Aim >>
Copy every line with the string "icon" in it.

╭──

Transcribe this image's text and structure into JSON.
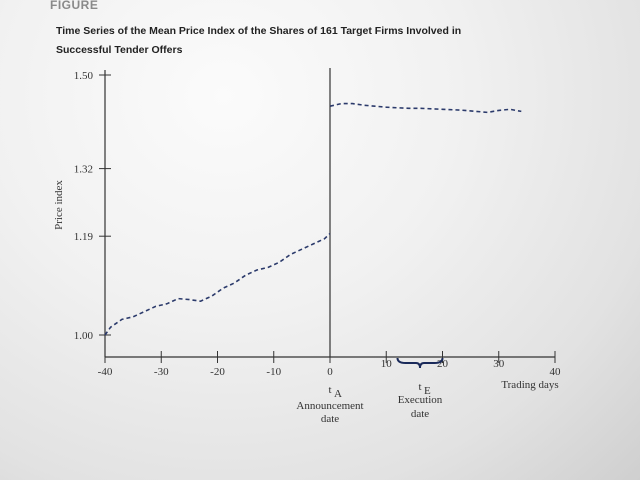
{
  "figure_label": "FIGURE",
  "title_line1": "Time Series of the Mean Price Index of the Shares of 161 Target Firms Involved in",
  "title_line2": "Successful Tender Offers",
  "chart_data": {
    "type": "line",
    "title": "Time Series of the Mean Price Index of the Shares of 161 Target Firms Involved in Successful Tender Offers",
    "xlabel": "Trading days",
    "ylabel": "Price index",
    "xlim": [
      -40,
      40
    ],
    "ylim": [
      1.0,
      1.5
    ],
    "x_ticks": [
      -40,
      -30,
      -20,
      -10,
      0,
      10,
      20,
      30,
      40
    ],
    "x_tick_labels": [
      "-40",
      "-30",
      "-20",
      "-10",
      "0",
      "10",
      "20",
      "30",
      "40"
    ],
    "y_ticks": [
      1.0,
      1.19,
      1.32,
      1.5
    ],
    "y_tick_labels": [
      "1.00",
      "1.19",
      "1.32",
      "1.50"
    ],
    "grid": false,
    "line_style": "dashed",
    "color": "#2b3a6b",
    "series": [
      {
        "name": "",
        "x": [
          -40,
          -39,
          -37,
          -35,
          -33,
          -31,
          -29,
          -27,
          -25,
          -23,
          -21,
          -19,
          -17,
          -15,
          -13,
          -11,
          -9,
          -7,
          -5,
          -3,
          -1,
          0
        ],
        "y": [
          1.0,
          1.015,
          1.03,
          1.035,
          1.045,
          1.055,
          1.06,
          1.07,
          1.068,
          1.065,
          1.075,
          1.09,
          1.1,
          1.115,
          1.125,
          1.13,
          1.14,
          1.155,
          1.165,
          1.175,
          1.185,
          1.195
        ]
      },
      {
        "name": "",
        "x": [
          0,
          2,
          4,
          6,
          8,
          10,
          12,
          14,
          16,
          18,
          20,
          22,
          24,
          26,
          28,
          30,
          32,
          34
        ],
        "y": [
          1.44,
          1.445,
          1.445,
          1.442,
          1.44,
          1.438,
          1.437,
          1.436,
          1.436,
          1.435,
          1.434,
          1.433,
          1.432,
          1.43,
          1.428,
          1.432,
          1.434,
          1.43
        ]
      }
    ],
    "annotations": [
      {
        "x": 0,
        "symbol": "t",
        "subscript": "A",
        "label_line1": "Announcement",
        "label_line2": "date"
      },
      {
        "x_start": 12,
        "x_end": 20,
        "symbol": "t",
        "subscript": "E",
        "label_line1": "Execution",
        "label_line2": "date"
      }
    ]
  }
}
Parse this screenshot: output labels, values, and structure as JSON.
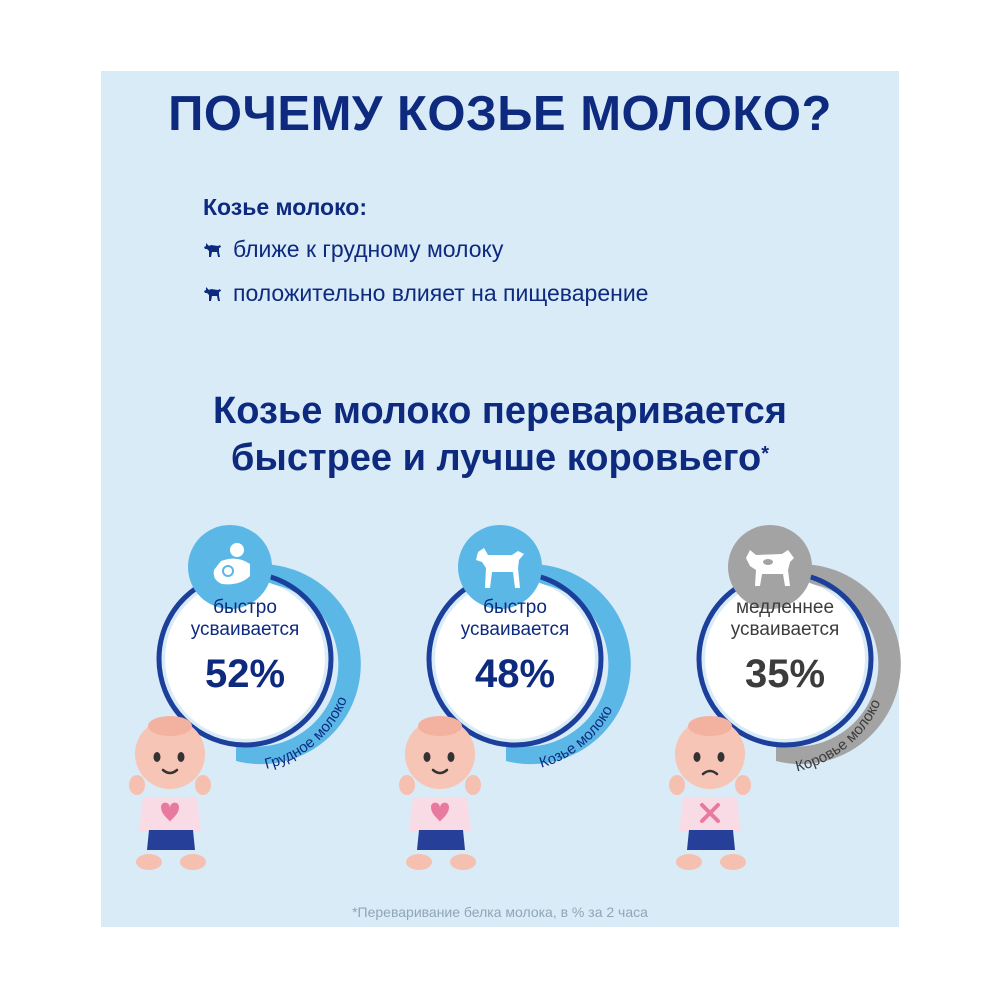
{
  "title": "ПОЧЕМУ КОЗЬЕ МОЛОКО?",
  "benefits": {
    "heading": "Козье молоко:",
    "items": [
      "ближе к грудному молоку",
      "положительно влияет на пищеварение"
    ],
    "bullet_icon": "goat-icon"
  },
  "headline": {
    "line1": "Козье молоко переваривается",
    "line2": "быстрее и лучше коровьего",
    "mark": "*"
  },
  "cards": [
    {
      "caption_line1": "быстро",
      "caption_line2": "усваивается",
      "percent": "52%",
      "value": 52,
      "label": "Грудное молоко",
      "icon": "breastfeeding-icon",
      "accent": "#5bb8e6",
      "baby_mood": "happy"
    },
    {
      "caption_line1": "быстро",
      "caption_line2": "усваивается",
      "percent": "48%",
      "value": 48,
      "label": "Козье молоко",
      "icon": "goat-icon",
      "accent": "#5bb8e6",
      "baby_mood": "happy"
    },
    {
      "caption_line1": "медленнее",
      "caption_line2": "усваивается",
      "percent": "35%",
      "value": 35,
      "label": "Коровье молоко",
      "icon": "cow-icon",
      "accent": "#a3a3a3",
      "baby_mood": "sad"
    }
  ],
  "colors": {
    "navy": "#0d2a7e",
    "panel": "#d9ebf7",
    "accent_blue": "#5bb8e6",
    "accent_grey": "#a3a3a3"
  },
  "footnote": "*Переваривание белка молока, в % за 2 часа"
}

╰──

The result >>
    "bullet_icon": "goat-icon"
      "icon": "breastfeeding-icon",
      "icon": "goat-icon",
      "icon": "cow-icon",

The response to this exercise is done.